### [Action item]
If a line in the entries below contains "symptom", copy it.

### [Dataset content]
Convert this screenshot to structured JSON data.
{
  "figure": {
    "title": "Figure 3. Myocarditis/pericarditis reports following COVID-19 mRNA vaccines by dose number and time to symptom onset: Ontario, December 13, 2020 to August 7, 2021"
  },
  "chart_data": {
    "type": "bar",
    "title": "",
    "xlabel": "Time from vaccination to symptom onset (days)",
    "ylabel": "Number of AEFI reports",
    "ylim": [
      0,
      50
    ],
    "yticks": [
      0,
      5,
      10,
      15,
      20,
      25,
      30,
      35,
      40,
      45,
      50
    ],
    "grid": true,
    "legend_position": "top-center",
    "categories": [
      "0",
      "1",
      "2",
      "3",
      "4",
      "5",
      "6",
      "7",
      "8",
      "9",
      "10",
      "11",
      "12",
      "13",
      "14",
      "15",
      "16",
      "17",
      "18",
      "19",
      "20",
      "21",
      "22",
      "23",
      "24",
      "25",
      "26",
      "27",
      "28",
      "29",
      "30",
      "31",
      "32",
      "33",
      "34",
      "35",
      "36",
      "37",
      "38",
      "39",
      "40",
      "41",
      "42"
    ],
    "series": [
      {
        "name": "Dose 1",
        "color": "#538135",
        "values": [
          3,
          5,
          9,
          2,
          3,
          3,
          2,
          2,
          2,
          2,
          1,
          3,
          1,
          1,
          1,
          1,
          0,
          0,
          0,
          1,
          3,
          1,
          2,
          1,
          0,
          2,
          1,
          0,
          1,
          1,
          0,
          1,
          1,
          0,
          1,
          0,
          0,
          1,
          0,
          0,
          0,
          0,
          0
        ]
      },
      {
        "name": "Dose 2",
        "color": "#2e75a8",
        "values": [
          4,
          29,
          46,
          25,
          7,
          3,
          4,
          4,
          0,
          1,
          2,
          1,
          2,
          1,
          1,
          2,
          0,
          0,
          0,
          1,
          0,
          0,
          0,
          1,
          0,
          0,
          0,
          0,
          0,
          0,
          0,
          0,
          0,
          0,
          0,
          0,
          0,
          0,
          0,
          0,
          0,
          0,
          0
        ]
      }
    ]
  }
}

### [Result below]
    "title": "Figure 3. Myocarditis/pericarditis reports following COVID-19 mRNA vaccines by dose number and time to symptom onset: Ontario, December 13, 2020 to August 7, 2021"
    "xlabel": "Time from vaccination to symptom onset (days)",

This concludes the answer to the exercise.